- **What is needed**: Using the listing below, select the lines with the word "text" and copy them.

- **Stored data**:
-- BEGIN --

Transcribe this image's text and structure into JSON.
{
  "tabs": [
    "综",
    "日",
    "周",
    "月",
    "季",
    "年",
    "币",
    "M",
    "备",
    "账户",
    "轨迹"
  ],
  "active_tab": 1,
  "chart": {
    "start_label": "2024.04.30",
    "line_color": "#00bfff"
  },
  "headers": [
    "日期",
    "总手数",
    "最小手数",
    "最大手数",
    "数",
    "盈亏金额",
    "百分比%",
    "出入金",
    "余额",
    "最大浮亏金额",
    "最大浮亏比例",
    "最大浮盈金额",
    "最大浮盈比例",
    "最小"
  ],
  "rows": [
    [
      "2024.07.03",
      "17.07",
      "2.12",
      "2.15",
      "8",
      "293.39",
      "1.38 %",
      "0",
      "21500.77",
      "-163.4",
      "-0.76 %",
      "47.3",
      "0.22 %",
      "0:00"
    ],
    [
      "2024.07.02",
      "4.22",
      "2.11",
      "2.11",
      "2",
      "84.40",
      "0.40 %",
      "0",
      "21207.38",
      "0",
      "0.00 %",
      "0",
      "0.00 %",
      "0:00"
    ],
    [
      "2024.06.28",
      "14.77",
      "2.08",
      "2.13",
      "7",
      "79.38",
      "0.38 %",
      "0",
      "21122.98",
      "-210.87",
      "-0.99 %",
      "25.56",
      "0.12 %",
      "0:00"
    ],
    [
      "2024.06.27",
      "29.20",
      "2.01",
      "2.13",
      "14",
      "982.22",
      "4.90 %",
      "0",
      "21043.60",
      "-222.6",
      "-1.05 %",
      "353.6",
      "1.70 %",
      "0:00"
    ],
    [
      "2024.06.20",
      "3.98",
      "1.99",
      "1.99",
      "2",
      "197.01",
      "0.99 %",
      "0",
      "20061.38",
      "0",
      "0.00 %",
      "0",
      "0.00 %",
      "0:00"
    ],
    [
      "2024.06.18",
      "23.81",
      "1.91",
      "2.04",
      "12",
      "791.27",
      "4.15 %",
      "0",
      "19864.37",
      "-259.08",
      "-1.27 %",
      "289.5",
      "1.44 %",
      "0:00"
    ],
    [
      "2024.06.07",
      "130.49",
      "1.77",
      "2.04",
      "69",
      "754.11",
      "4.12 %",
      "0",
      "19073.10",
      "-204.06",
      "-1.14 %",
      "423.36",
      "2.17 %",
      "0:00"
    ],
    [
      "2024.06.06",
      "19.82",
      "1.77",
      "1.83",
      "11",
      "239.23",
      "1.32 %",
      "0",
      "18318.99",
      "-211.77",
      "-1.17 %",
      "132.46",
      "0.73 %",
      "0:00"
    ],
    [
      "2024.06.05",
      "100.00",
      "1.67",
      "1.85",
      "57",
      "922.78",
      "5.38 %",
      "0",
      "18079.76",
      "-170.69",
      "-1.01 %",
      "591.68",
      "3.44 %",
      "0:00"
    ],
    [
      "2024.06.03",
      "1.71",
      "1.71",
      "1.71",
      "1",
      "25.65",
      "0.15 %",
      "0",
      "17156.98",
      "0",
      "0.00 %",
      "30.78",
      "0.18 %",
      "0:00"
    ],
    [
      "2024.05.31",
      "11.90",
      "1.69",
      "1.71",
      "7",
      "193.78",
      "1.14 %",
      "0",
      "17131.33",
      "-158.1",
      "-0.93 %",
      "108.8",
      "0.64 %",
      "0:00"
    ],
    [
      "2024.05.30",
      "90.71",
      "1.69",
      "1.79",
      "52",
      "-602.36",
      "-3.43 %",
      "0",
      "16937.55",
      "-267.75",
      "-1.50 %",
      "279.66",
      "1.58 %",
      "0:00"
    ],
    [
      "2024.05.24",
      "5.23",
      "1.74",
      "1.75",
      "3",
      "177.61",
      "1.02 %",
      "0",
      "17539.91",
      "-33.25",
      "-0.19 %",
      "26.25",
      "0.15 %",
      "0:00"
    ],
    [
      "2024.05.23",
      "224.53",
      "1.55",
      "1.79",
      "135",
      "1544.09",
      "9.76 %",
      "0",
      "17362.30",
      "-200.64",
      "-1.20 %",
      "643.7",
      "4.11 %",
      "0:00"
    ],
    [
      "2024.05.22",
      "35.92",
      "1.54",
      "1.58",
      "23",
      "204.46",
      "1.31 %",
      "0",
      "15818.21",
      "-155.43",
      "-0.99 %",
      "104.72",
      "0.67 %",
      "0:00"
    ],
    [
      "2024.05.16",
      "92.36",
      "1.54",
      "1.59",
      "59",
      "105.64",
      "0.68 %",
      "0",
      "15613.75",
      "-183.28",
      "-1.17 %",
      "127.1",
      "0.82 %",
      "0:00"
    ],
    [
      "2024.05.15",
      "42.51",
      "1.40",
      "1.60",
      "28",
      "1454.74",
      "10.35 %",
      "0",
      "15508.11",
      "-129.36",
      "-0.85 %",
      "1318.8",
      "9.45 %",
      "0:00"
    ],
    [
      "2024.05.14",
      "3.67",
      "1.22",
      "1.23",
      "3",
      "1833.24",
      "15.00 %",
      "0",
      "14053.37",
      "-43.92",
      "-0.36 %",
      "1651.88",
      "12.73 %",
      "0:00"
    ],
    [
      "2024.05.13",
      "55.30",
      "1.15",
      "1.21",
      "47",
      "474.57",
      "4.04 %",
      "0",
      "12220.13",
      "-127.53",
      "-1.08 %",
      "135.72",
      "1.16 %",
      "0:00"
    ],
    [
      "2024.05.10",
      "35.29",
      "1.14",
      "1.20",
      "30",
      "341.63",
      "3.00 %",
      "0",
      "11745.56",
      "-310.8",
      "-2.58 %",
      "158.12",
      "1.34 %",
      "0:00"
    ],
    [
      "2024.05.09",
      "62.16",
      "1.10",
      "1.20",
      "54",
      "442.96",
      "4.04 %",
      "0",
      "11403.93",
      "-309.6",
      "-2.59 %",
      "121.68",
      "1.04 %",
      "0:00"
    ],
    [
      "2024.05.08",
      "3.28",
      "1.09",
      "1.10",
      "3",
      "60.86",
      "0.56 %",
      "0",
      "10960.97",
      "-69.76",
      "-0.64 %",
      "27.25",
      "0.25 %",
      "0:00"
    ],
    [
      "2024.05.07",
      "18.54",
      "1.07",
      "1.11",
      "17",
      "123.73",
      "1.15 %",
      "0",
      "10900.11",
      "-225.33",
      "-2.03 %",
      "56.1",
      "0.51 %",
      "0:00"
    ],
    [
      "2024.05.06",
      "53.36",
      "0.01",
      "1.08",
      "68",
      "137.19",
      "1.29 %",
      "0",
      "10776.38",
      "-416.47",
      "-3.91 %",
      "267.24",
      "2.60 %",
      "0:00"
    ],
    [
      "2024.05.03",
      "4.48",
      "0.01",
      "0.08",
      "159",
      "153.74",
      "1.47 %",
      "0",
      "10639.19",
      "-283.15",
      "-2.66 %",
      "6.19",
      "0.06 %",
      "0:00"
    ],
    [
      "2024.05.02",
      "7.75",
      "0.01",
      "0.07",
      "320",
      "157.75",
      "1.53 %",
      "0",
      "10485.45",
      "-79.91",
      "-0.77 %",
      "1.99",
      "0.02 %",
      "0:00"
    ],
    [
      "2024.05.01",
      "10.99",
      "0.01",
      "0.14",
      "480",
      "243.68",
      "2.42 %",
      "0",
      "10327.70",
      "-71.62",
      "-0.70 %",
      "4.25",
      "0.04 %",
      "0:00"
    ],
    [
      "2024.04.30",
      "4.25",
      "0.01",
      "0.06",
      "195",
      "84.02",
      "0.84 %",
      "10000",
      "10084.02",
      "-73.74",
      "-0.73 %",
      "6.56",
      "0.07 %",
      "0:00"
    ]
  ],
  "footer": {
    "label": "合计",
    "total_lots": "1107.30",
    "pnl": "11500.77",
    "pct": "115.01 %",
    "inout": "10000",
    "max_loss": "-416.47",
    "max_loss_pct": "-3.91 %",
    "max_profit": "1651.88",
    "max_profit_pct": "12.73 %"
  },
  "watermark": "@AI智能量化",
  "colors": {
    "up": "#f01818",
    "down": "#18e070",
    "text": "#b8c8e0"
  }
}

-- END --

- **Problem solution**:
Transcribe this image's text and structure into JSON.
    "text": "#b8c8e0"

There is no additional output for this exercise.